**Aim of the exercise:** Give the number of lines below that contain "color", with no other output.

######

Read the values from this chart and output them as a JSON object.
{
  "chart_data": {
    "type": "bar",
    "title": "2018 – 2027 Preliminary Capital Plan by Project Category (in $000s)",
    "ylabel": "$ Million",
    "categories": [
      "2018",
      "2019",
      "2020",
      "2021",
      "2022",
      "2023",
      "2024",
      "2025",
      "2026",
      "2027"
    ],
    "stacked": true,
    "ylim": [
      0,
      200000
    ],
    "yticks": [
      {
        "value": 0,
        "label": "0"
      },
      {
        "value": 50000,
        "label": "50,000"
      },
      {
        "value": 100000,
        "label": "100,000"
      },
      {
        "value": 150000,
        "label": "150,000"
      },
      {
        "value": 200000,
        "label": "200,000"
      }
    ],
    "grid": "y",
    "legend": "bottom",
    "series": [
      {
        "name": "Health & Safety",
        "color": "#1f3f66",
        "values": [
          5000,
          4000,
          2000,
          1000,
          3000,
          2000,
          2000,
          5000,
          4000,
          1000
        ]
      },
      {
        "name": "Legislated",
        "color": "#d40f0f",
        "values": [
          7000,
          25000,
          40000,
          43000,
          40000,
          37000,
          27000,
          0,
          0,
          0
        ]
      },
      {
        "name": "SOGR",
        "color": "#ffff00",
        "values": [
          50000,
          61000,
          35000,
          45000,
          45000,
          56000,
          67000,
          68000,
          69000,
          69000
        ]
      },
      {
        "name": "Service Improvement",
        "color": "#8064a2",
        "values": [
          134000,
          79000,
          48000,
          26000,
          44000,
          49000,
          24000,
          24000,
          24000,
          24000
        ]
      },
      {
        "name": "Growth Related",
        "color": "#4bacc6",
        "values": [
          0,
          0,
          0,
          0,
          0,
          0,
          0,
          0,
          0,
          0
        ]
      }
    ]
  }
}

######

**Written response:** 5